Provided records:
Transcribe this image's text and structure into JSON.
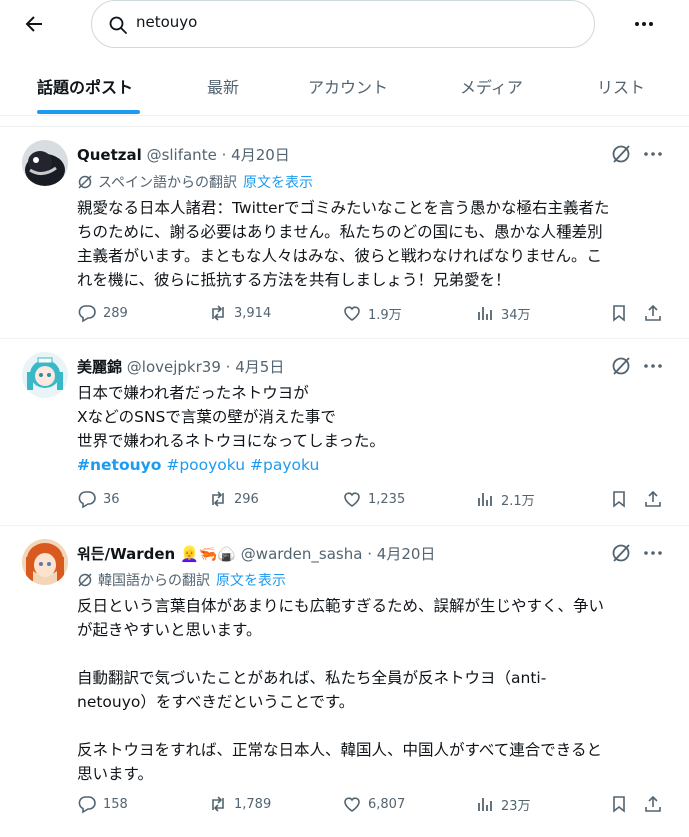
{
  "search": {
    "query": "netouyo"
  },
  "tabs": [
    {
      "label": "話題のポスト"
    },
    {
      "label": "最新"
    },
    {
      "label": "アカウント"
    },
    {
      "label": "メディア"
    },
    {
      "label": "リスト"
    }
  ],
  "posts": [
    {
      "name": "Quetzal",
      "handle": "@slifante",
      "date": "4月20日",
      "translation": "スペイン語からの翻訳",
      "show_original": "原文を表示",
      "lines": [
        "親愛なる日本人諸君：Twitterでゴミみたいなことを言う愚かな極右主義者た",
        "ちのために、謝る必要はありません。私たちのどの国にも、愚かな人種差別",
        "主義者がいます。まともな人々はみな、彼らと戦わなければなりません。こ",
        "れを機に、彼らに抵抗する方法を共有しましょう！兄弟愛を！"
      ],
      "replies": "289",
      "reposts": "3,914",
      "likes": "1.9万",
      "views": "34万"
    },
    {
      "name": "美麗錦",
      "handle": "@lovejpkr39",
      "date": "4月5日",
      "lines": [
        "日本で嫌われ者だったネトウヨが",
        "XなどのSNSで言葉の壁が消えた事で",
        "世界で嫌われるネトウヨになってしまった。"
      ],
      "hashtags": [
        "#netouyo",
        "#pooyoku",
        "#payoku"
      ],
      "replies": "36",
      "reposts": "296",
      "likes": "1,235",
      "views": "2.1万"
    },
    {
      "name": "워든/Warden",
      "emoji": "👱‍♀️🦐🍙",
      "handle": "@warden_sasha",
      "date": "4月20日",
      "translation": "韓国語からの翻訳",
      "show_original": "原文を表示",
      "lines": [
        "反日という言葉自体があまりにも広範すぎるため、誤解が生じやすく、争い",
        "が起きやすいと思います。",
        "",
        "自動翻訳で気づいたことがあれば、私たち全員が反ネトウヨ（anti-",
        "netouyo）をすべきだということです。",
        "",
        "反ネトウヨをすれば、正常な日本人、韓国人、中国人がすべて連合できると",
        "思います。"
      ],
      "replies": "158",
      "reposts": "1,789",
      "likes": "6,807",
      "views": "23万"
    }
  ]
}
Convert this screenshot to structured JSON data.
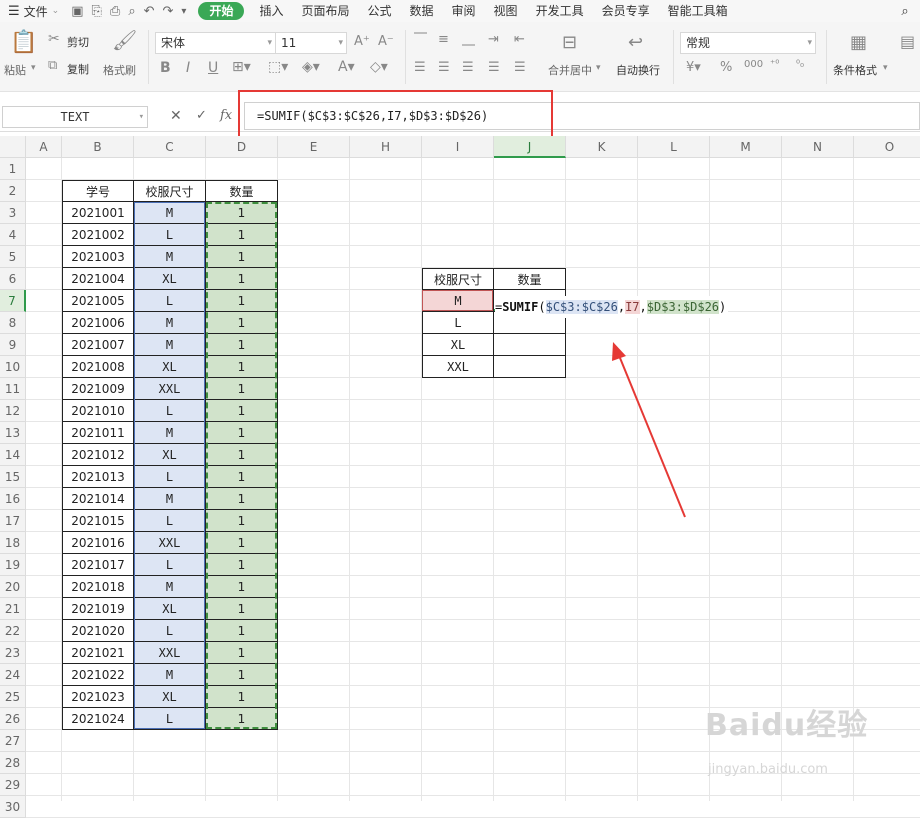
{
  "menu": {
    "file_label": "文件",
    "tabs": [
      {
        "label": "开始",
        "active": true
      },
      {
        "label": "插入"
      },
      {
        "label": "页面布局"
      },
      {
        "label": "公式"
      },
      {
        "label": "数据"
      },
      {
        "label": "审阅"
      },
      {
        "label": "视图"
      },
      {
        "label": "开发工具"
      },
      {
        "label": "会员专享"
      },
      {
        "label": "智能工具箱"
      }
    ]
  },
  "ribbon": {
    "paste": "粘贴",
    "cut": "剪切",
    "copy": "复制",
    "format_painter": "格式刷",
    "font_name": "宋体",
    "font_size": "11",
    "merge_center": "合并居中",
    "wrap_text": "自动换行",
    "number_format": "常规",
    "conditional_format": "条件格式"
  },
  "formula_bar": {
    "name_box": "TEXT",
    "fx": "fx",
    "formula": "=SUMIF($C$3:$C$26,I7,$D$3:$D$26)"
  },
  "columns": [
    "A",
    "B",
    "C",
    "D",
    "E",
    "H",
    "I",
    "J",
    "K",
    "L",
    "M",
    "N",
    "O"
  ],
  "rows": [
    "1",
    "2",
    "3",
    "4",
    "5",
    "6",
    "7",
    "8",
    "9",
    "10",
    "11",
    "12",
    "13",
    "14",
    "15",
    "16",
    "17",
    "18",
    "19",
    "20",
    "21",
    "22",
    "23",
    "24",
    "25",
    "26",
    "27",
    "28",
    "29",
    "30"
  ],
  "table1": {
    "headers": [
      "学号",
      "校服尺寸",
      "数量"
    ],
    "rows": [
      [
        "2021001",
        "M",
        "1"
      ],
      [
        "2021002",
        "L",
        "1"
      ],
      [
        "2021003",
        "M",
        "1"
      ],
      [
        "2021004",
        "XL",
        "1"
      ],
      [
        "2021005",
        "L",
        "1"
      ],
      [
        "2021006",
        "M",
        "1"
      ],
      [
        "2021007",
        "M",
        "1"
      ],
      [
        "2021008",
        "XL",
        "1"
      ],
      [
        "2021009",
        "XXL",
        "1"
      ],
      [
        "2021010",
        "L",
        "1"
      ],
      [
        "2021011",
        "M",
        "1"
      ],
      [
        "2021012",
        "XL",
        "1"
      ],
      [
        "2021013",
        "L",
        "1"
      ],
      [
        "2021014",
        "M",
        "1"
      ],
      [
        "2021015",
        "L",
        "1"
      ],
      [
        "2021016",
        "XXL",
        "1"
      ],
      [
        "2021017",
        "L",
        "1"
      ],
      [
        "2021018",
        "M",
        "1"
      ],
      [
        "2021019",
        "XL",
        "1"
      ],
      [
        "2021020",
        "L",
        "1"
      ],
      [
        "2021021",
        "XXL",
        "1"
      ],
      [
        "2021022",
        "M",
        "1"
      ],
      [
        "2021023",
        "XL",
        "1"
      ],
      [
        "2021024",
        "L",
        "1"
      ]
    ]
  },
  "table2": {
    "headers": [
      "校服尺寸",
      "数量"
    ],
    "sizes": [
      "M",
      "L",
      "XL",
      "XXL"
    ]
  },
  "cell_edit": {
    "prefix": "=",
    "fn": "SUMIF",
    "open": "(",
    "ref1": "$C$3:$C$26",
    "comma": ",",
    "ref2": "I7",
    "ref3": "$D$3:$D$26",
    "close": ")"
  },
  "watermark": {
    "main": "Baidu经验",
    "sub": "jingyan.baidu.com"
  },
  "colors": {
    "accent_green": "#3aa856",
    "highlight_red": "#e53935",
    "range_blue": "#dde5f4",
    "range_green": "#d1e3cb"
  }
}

Exercise: Leave out all pictures, then copy the remaining material exactly.

Reply to the task:
Transcribe this image's text and structure into JSON.
{
  "search": {
    "query": "netouyo"
  },
  "tabs": [
    {
      "label": "話題のポスト"
    },
    {
      "label": "最新"
    },
    {
      "label": "アカウント"
    },
    {
      "label": "メディア"
    },
    {
      "label": "リスト"
    }
  ],
  "posts": [
    {
      "name": "Quetzal",
      "handle": "@slifante",
      "date": "4月20日",
      "translation": "スペイン語からの翻訳",
      "show_original": "原文を表示",
      "lines": [
        "親愛なる日本人諸君：Twitterでゴミみたいなことを言う愚かな極右主義者た",
        "ちのために、謝る必要はありません。私たちのどの国にも、愚かな人種差別",
        "主義者がいます。まともな人々はみな、彼らと戦わなければなりません。こ",
        "れを機に、彼らに抵抗する方法を共有しましょう！兄弟愛を！"
      ],
      "replies": "289",
      "reposts": "3,914",
      "likes": "1.9万",
      "views": "34万"
    },
    {
      "name": "美麗錦",
      "handle": "@lovejpkr39",
      "date": "4月5日",
      "lines": [
        "日本で嫌われ者だったネトウヨが",
        "XなどのSNSで言葉の壁が消えた事で",
        "世界で嫌われるネトウヨになってしまった。"
      ],
      "hashtags": [
        "#netouyo",
        "#pooyoku",
        "#payoku"
      ],
      "replies": "36",
      "reposts": "296",
      "likes": "1,235",
      "views": "2.1万"
    },
    {
      "name": "워든/Warden",
      "emoji": "👱‍♀️🦐🍙",
      "handle": "@warden_sasha",
      "date": "4月20日",
      "translation": "韓国語からの翻訳",
      "show_original": "原文を表示",
      "lines": [
        "反日という言葉自体があまりにも広範すぎるため、誤解が生じやすく、争い",
        "が起きやすいと思います。",
        "",
        "自動翻訳で気づいたことがあれば、私たち全員が反ネトウヨ（anti-",
        "netouyo）をすべきだということです。",
        "",
        "反ネトウヨをすれば、正常な日本人、韓国人、中国人がすべて連合できると",
        "思います。"
      ],
      "replies": "158",
      "reposts": "1,789",
      "likes": "6,807",
      "views": "23万"
    }
  ]
}
Convert this screenshot to structured JSON data.
{
  "menu": {
    "file_label": "文件",
    "tabs": [
      {
        "label": "开始",
        "active": true
      },
      {
        "label": "插入"
      },
      {
        "label": "页面布局"
      },
      {
        "label": "公式"
      },
      {
        "label": "数据"
      },
      {
        "label": "审阅"
      },
      {
        "label": "视图"
      },
      {
        "label": "开发工具"
      },
      {
        "label": "会员专享"
      },
      {
        "label": "智能工具箱"
      }
    ]
  },
  "ribbon": {
    "paste": "粘贴",
    "cut": "剪切",
    "copy": "复制",
    "format_painter": "格式刷",
    "font_name": "宋体",
    "font_size": "11",
    "merge_center": "合并居中",
    "wrap_text": "自动换行",
    "number_format": "常规",
    "conditional_format": "条件格式"
  },
  "formula_bar": {
    "name_box": "TEXT",
    "fx": "fx",
    "formula": "=SUMIF($C$3:$C$26,I7,$D$3:$D$26)"
  },
  "columns": [
    "A",
    "B",
    "C",
    "D",
    "E",
    "H",
    "I",
    "J",
    "K",
    "L",
    "M",
    "N",
    "O"
  ],
  "rows": [
    "1",
    "2",
    "3",
    "4",
    "5",
    "6",
    "7",
    "8",
    "9",
    "10",
    "11",
    "12",
    "13",
    "14",
    "15",
    "16",
    "17",
    "18",
    "19",
    "20",
    "21",
    "22",
    "23",
    "24",
    "25",
    "26",
    "27",
    "28",
    "29",
    "30"
  ],
  "table1": {
    "headers": [
      "学号",
      "校服尺寸",
      "数量"
    ],
    "rows": [
      [
        "2021001",
        "M",
        "1"
      ],
      [
        "2021002",
        "L",
        "1"
      ],
      [
        "2021003",
        "M",
        "1"
      ],
      [
        "2021004",
        "XL",
        "1"
      ],
      [
        "2021005",
        "L",
        "1"
      ],
      [
        "2021006",
        "M",
        "1"
      ],
      [
        "2021007",
        "M",
        "1"
      ],
      [
        "2021008",
        "XL",
        "1"
      ],
      [
        "2021009",
        "XXL",
        "1"
      ],
      [
        "2021010",
        "L",
        "1"
      ],
      [
        "2021011",
        "M",
        "1"
      ],
      [
        "2021012",
        "XL",
        "1"
      ],
      [
        "2021013",
        "L",
        "1"
      ],
      [
        "2021014",
        "M",
        "1"
      ],
      [
        "2021015",
        "L",
        "1"
      ],
      [
        "2021016",
        "XXL",
        "1"
      ],
      [
        "2021017",
        "L",
        "1"
      ],
      [
        "2021018",
        "M",
        "1"
      ],
      [
        "2021019",
        "XL",
        "1"
      ],
      [
        "2021020",
        "L",
        "1"
      ],
      [
        "2021021",
        "XXL",
        "1"
      ],
      [
        "2021022",
        "M",
        "1"
      ],
      [
        "2021023",
        "XL",
        "1"
      ],
      [
        "2021024",
        "L",
        "1"
      ]
    ]
  },
  "table2": {
    "headers": [
      "校服尺寸",
      "数量"
    ],
    "sizes": [
      "M",
      "L",
      "XL",
      "XXL"
    ]
  },
  "cell_edit": {
    "prefix": "=",
    "fn": "SUMIF",
    "open": "(",
    "ref1": "$C$3:$C$26",
    "comma": ",",
    "ref2": "I7",
    "ref3": "$D$3:$D$26",
    "close": ")"
  },
  "watermark": {
    "main": "Baidu经验",
    "sub": "jingyan.baidu.com"
  },
  "colors": {
    "accent_green": "#3aa856",
    "highlight_red": "#e53935",
    "range_blue": "#dde5f4",
    "range_green": "#d1e3cb"
  }
}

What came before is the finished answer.